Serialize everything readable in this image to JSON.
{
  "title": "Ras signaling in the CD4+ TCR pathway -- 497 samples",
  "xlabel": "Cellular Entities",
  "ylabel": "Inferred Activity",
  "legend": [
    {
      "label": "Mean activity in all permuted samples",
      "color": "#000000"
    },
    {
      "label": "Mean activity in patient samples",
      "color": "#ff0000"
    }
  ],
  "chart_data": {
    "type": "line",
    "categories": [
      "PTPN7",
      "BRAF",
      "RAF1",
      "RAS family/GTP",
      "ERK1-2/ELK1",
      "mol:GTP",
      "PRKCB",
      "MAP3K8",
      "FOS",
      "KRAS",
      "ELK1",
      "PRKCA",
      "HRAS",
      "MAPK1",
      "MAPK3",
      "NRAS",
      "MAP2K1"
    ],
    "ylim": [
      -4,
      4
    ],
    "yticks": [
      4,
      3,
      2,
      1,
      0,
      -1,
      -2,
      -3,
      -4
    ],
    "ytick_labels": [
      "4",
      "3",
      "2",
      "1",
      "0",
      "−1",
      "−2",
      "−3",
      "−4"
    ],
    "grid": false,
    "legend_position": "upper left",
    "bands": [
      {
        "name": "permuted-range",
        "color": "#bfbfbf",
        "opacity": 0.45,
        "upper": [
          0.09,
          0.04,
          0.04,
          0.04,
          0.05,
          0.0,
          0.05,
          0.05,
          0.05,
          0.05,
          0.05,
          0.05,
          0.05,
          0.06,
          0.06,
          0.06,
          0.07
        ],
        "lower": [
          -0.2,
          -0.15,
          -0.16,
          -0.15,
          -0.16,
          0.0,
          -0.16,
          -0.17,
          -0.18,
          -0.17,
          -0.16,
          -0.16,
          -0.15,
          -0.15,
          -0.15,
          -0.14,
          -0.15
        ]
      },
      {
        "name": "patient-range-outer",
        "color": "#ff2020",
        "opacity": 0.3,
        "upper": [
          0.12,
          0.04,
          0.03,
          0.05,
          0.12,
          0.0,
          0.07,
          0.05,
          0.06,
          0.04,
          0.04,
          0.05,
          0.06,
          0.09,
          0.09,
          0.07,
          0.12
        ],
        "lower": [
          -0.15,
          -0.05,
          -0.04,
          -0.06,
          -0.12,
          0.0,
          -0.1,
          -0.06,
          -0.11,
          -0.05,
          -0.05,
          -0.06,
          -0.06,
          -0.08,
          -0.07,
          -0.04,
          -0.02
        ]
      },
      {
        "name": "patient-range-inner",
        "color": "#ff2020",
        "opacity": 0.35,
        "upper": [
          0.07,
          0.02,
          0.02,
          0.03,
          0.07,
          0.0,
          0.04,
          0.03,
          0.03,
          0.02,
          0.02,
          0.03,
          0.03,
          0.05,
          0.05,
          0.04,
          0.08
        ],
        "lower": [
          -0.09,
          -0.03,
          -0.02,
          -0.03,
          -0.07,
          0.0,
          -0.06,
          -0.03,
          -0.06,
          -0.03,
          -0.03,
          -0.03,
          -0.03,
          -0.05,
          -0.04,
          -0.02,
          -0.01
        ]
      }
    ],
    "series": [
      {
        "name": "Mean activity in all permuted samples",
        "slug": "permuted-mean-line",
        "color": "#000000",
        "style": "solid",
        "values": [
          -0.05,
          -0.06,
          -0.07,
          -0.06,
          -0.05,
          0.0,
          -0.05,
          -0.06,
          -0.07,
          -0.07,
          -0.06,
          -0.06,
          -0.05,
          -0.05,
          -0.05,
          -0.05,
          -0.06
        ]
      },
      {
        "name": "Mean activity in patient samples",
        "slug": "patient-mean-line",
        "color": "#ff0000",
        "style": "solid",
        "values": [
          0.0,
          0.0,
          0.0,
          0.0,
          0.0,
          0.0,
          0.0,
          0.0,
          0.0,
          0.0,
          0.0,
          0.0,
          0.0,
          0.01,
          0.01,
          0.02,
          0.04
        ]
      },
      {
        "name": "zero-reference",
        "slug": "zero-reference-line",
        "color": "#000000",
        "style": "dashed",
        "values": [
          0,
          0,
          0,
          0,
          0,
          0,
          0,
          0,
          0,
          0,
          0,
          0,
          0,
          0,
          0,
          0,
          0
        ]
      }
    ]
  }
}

What is needed
Without leaving anything out, give the entries again exactly.

Answer below
Serialize everything readable in this image to JSON.
{
  "title": "Ras signaling in the CD4+ TCR pathway -- 497 samples",
  "xlabel": "Cellular Entities",
  "ylabel": "Inferred Activity",
  "legend": [
    {
      "label": "Mean activity in all permuted samples",
      "color": "#000000"
    },
    {
      "label": "Mean activity in patient samples",
      "color": "#ff0000"
    }
  ],
  "chart_data": {
    "type": "line",
    "categories": [
      "PTPN7",
      "BRAF",
      "RAF1",
      "RAS family/GTP",
      "ERK1-2/ELK1",
      "mol:GTP",
      "PRKCB",
      "MAP3K8",
      "FOS",
      "KRAS",
      "ELK1",
      "PRKCA",
      "HRAS",
      "MAPK1",
      "MAPK3",
      "NRAS",
      "MAP2K1"
    ],
    "ylim": [
      -4,
      4
    ],
    "yticks": [
      4,
      3,
      2,
      1,
      0,
      -1,
      -2,
      -3,
      -4
    ],
    "ytick_labels": [
      "4",
      "3",
      "2",
      "1",
      "0",
      "−1",
      "−2",
      "−3",
      "−4"
    ],
    "grid": false,
    "legend_position": "upper left",
    "bands": [
      {
        "name": "permuted-range",
        "color": "#bfbfbf",
        "opacity": 0.45,
        "upper": [
          0.09,
          0.04,
          0.04,
          0.04,
          0.05,
          0.0,
          0.05,
          0.05,
          0.05,
          0.05,
          0.05,
          0.05,
          0.05,
          0.06,
          0.06,
          0.06,
          0.07
        ],
        "lower": [
          -0.2,
          -0.15,
          -0.16,
          -0.15,
          -0.16,
          0.0,
          -0.16,
          -0.17,
          -0.18,
          -0.17,
          -0.16,
          -0.16,
          -0.15,
          -0.15,
          -0.15,
          -0.14,
          -0.15
        ]
      },
      {
        "name": "patient-range-outer",
        "color": "#ff2020",
        "opacity": 0.3,
        "upper": [
          0.12,
          0.04,
          0.03,
          0.05,
          0.12,
          0.0,
          0.07,
          0.05,
          0.06,
          0.04,
          0.04,
          0.05,
          0.06,
          0.09,
          0.09,
          0.07,
          0.12
        ],
        "lower": [
          -0.15,
          -0.05,
          -0.04,
          -0.06,
          -0.12,
          0.0,
          -0.1,
          -0.06,
          -0.11,
          -0.05,
          -0.05,
          -0.06,
          -0.06,
          -0.08,
          -0.07,
          -0.04,
          -0.02
        ]
      },
      {
        "name": "patient-range-inner",
        "color": "#ff2020",
        "opacity": 0.35,
        "upper": [
          0.07,
          0.02,
          0.02,
          0.03,
          0.07,
          0.0,
          0.04,
          0.03,
          0.03,
          0.02,
          0.02,
          0.03,
          0.03,
          0.05,
          0.05,
          0.04,
          0.08
        ],
        "lower": [
          -0.09,
          -0.03,
          -0.02,
          -0.03,
          -0.07,
          0.0,
          -0.06,
          -0.03,
          -0.06,
          -0.03,
          -0.03,
          -0.03,
          -0.03,
          -0.05,
          -0.04,
          -0.02,
          -0.01
        ]
      }
    ],
    "series": [
      {
        "name": "Mean activity in all permuted samples",
        "slug": "permuted-mean-line",
        "color": "#000000",
        "style": "solid",
        "values": [
          -0.05,
          -0.06,
          -0.07,
          -0.06,
          -0.05,
          0.0,
          -0.05,
          -0.06,
          -0.07,
          -0.07,
          -0.06,
          -0.06,
          -0.05,
          -0.05,
          -0.05,
          -0.05,
          -0.06
        ]
      },
      {
        "name": "Mean activity in patient samples",
        "slug": "patient-mean-line",
        "color": "#ff0000",
        "style": "solid",
        "values": [
          0.0,
          0.0,
          0.0,
          0.0,
          0.0,
          0.0,
          0.0,
          0.0,
          0.0,
          0.0,
          0.0,
          0.0,
          0.0,
          0.01,
          0.01,
          0.02,
          0.04
        ]
      },
      {
        "name": "zero-reference",
        "slug": "zero-reference-line",
        "color": "#000000",
        "style": "dashed",
        "values": [
          0,
          0,
          0,
          0,
          0,
          0,
          0,
          0,
          0,
          0,
          0,
          0,
          0,
          0,
          0,
          0,
          0
        ]
      }
    ]
  }
}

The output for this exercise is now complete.